Task instructions
State how many lines of the entries below hold the word "image"; reply with nothing but the number.

Raw data
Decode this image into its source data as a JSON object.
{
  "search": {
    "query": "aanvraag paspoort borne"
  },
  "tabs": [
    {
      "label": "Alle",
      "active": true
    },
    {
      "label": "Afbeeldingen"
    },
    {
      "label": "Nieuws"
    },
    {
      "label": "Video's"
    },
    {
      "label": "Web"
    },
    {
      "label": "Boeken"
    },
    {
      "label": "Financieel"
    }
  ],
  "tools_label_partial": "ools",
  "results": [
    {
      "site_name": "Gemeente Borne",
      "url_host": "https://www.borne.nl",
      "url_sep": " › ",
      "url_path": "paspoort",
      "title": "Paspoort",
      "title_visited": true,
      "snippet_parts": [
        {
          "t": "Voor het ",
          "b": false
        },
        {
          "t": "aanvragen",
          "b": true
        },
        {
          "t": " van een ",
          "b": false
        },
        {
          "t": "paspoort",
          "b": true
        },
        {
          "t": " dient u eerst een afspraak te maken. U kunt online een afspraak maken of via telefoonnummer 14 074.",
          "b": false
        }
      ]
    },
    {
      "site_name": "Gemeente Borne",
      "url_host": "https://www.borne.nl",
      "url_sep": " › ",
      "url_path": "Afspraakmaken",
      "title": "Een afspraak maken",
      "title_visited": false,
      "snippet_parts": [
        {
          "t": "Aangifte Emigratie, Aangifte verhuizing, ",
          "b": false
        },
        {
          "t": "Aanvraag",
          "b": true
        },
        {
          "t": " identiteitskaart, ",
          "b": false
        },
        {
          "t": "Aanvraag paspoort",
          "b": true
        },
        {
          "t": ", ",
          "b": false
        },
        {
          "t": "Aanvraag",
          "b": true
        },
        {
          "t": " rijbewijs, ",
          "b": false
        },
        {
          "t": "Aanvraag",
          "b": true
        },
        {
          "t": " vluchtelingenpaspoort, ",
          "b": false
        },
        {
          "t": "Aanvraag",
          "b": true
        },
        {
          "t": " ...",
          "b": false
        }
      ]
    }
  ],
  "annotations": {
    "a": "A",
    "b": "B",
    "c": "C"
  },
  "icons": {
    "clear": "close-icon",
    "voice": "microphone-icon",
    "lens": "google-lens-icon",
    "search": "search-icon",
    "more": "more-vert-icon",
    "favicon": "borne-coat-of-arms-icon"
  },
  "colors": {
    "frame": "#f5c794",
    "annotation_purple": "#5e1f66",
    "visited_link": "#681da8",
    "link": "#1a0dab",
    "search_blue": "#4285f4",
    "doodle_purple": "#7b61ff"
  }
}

---

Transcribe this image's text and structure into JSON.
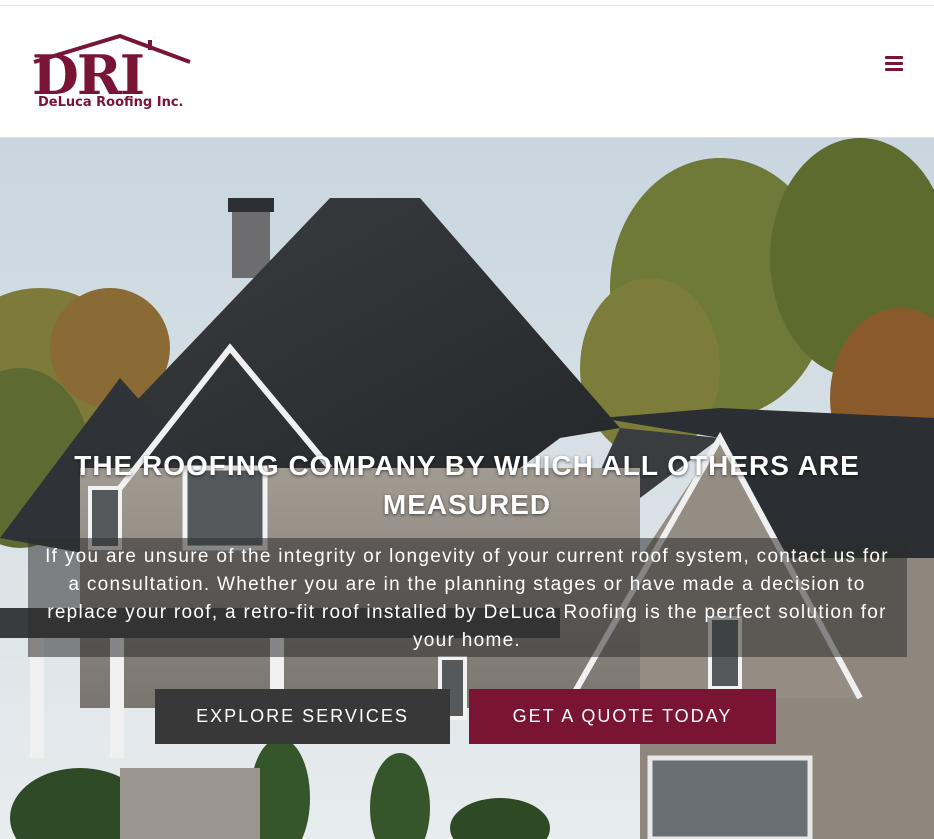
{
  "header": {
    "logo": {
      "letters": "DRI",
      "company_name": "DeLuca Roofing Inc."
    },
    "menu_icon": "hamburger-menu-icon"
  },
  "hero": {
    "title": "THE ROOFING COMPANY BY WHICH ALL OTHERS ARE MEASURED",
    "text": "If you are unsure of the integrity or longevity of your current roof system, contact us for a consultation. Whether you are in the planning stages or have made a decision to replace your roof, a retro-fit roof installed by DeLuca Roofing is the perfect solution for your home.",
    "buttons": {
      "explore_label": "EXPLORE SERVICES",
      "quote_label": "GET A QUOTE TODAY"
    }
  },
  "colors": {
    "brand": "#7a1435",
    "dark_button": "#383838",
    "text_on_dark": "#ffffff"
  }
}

Task output
2